* _WORK TO BE COMPLETED_: Search the material for the word "icon" and report each line where it turns up.
** begin TASK INPUT **
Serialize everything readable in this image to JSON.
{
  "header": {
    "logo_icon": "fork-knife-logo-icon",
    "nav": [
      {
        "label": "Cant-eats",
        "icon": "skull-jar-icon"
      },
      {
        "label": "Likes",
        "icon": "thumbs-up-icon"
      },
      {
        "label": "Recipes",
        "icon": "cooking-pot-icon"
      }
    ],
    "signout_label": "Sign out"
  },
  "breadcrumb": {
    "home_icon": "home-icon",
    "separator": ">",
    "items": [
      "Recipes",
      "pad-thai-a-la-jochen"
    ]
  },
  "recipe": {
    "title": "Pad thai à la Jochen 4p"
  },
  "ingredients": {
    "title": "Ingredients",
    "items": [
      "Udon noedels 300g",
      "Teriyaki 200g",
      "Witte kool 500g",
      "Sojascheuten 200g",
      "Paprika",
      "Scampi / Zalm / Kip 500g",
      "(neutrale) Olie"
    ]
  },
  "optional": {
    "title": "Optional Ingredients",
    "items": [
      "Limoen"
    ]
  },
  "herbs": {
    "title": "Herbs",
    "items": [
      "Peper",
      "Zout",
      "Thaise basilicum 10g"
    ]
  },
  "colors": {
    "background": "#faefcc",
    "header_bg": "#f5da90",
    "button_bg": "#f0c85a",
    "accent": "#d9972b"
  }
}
** end TASK INPUT **
* _RIGHT ANSWER_:
    "logo_icon": "fork-knife-logo-icon",
        "icon": "skull-jar-icon"
        "icon": "thumbs-up-icon"
        "icon": "cooking-pot-icon"
    "home_icon": "home-icon",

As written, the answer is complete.